Written request: All records must be quoted exactly. Omit the pictures.

[Start Record excerpts]

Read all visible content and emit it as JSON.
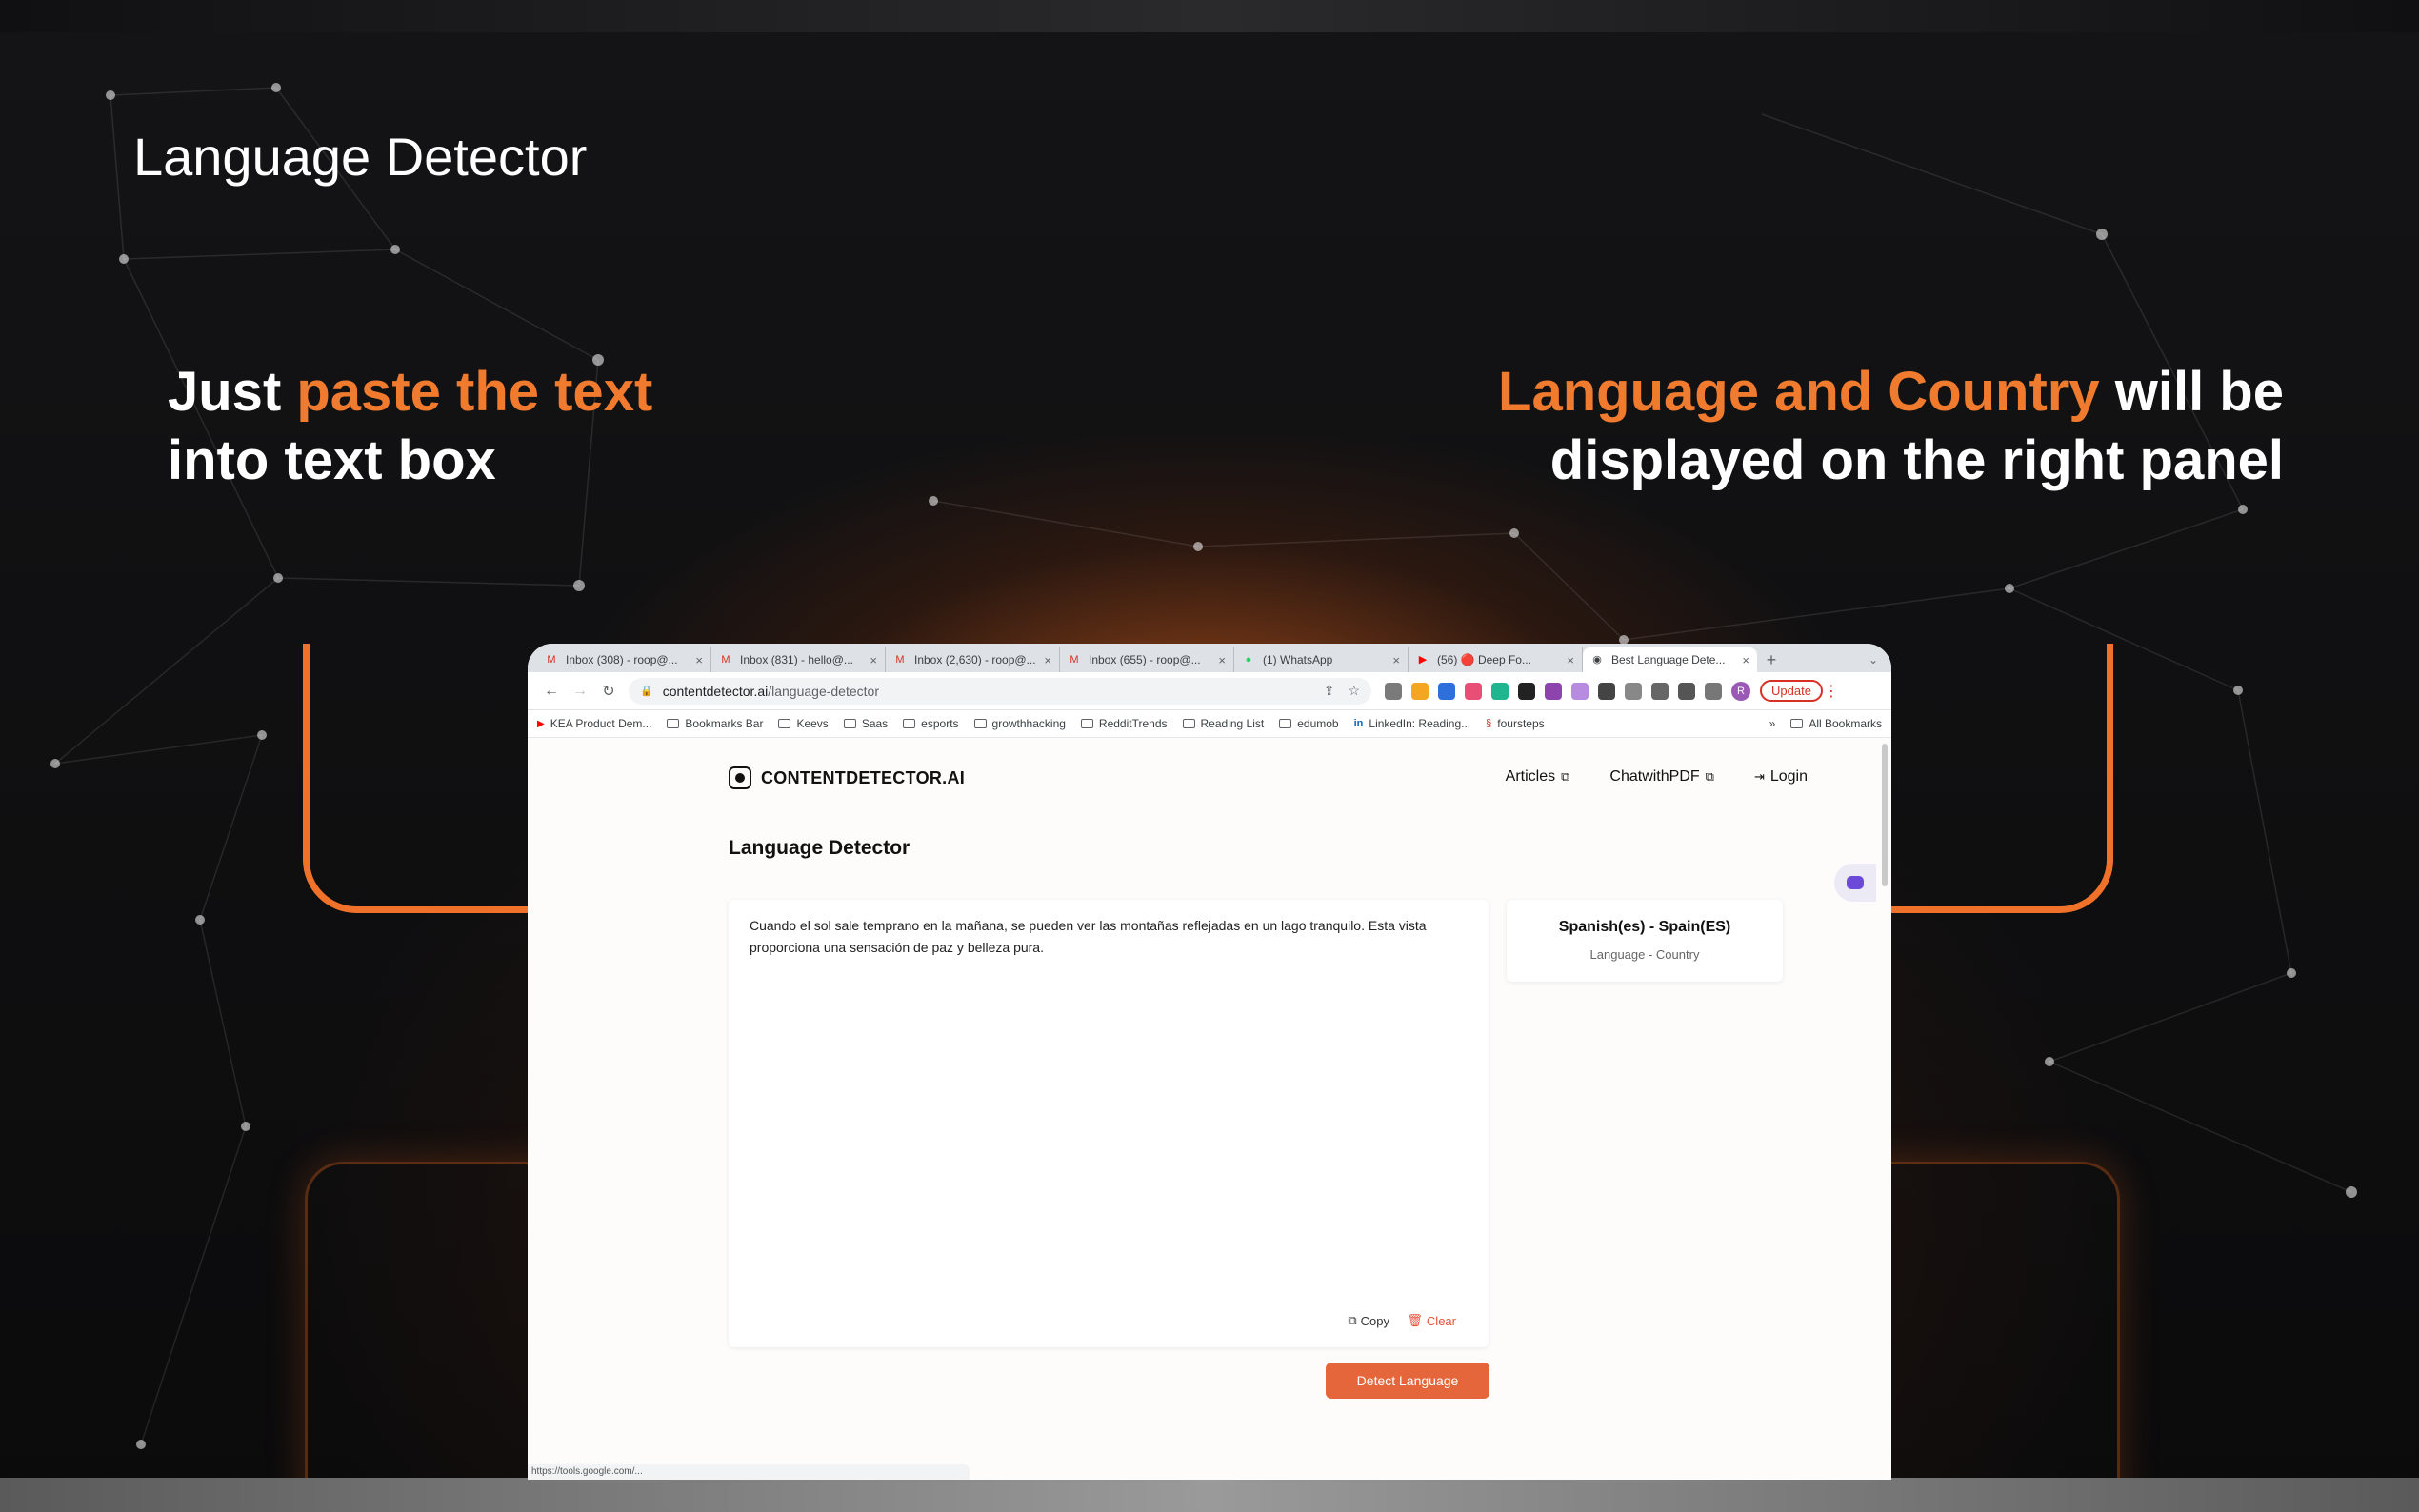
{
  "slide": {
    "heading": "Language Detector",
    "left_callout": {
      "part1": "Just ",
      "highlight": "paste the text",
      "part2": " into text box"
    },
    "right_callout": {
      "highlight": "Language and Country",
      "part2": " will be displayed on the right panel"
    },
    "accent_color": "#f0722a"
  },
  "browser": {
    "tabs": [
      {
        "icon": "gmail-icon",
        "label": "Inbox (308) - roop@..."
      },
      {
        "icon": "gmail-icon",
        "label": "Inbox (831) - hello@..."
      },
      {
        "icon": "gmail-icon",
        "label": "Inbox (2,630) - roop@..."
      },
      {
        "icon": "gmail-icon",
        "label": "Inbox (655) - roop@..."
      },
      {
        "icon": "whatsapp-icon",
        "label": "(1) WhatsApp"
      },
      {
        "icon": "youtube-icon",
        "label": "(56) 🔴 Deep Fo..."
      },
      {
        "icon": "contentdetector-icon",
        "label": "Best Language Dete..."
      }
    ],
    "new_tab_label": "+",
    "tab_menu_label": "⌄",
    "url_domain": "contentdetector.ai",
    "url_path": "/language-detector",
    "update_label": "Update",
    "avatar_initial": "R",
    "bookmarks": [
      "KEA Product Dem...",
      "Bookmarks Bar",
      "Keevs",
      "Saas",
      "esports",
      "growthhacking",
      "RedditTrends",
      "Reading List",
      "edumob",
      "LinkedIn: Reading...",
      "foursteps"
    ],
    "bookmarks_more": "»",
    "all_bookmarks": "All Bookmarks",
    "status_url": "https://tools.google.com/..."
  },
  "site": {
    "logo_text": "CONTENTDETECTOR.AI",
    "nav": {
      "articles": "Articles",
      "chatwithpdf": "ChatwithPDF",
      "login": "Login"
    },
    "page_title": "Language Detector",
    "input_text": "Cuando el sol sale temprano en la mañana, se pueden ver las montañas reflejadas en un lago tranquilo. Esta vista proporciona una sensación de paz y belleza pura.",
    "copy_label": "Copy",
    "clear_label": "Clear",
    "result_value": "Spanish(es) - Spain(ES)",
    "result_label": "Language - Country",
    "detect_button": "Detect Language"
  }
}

[End Record excerpts]

Answer to this exercise:
Read all visible content and emit it as JSON.
{
  "slide": {
    "heading": "Language Detector",
    "left_callout": {
      "part1": "Just ",
      "highlight": "paste the text",
      "part2": " into text box"
    },
    "right_callout": {
      "highlight": "Language and Country",
      "part2": " will be displayed on the right panel"
    },
    "accent_color": "#f0722a"
  },
  "browser": {
    "tabs": [
      {
        "icon": "gmail-icon",
        "label": "Inbox (308) - roop@..."
      },
      {
        "icon": "gmail-icon",
        "label": "Inbox (831) - hello@..."
      },
      {
        "icon": "gmail-icon",
        "label": "Inbox (2,630) - roop@..."
      },
      {
        "icon": "gmail-icon",
        "label": "Inbox (655) - roop@..."
      },
      {
        "icon": "whatsapp-icon",
        "label": "(1) WhatsApp"
      },
      {
        "icon": "youtube-icon",
        "label": "(56) 🔴 Deep Fo..."
      },
      {
        "icon": "contentdetector-icon",
        "label": "Best Language Dete..."
      }
    ],
    "new_tab_label": "+",
    "tab_menu_label": "⌄",
    "url_domain": "contentdetector.ai",
    "url_path": "/language-detector",
    "update_label": "Update",
    "avatar_initial": "R",
    "bookmarks": [
      "KEA Product Dem...",
      "Bookmarks Bar",
      "Keevs",
      "Saas",
      "esports",
      "growthhacking",
      "RedditTrends",
      "Reading List",
      "edumob",
      "LinkedIn: Reading...",
      "foursteps"
    ],
    "bookmarks_more": "»",
    "all_bookmarks": "All Bookmarks",
    "status_url": "https://tools.google.com/..."
  },
  "site": {
    "logo_text": "CONTENTDETECTOR.AI",
    "nav": {
      "articles": "Articles",
      "chatwithpdf": "ChatwithPDF",
      "login": "Login"
    },
    "page_title": "Language Detector",
    "input_text": "Cuando el sol sale temprano en la mañana, se pueden ver las montañas reflejadas en un lago tranquilo. Esta vista proporciona una sensación de paz y belleza pura.",
    "copy_label": "Copy",
    "clear_label": "Clear",
    "result_value": "Spanish(es) - Spain(ES)",
    "result_label": "Language - Country",
    "detect_button": "Detect Language"
  }
}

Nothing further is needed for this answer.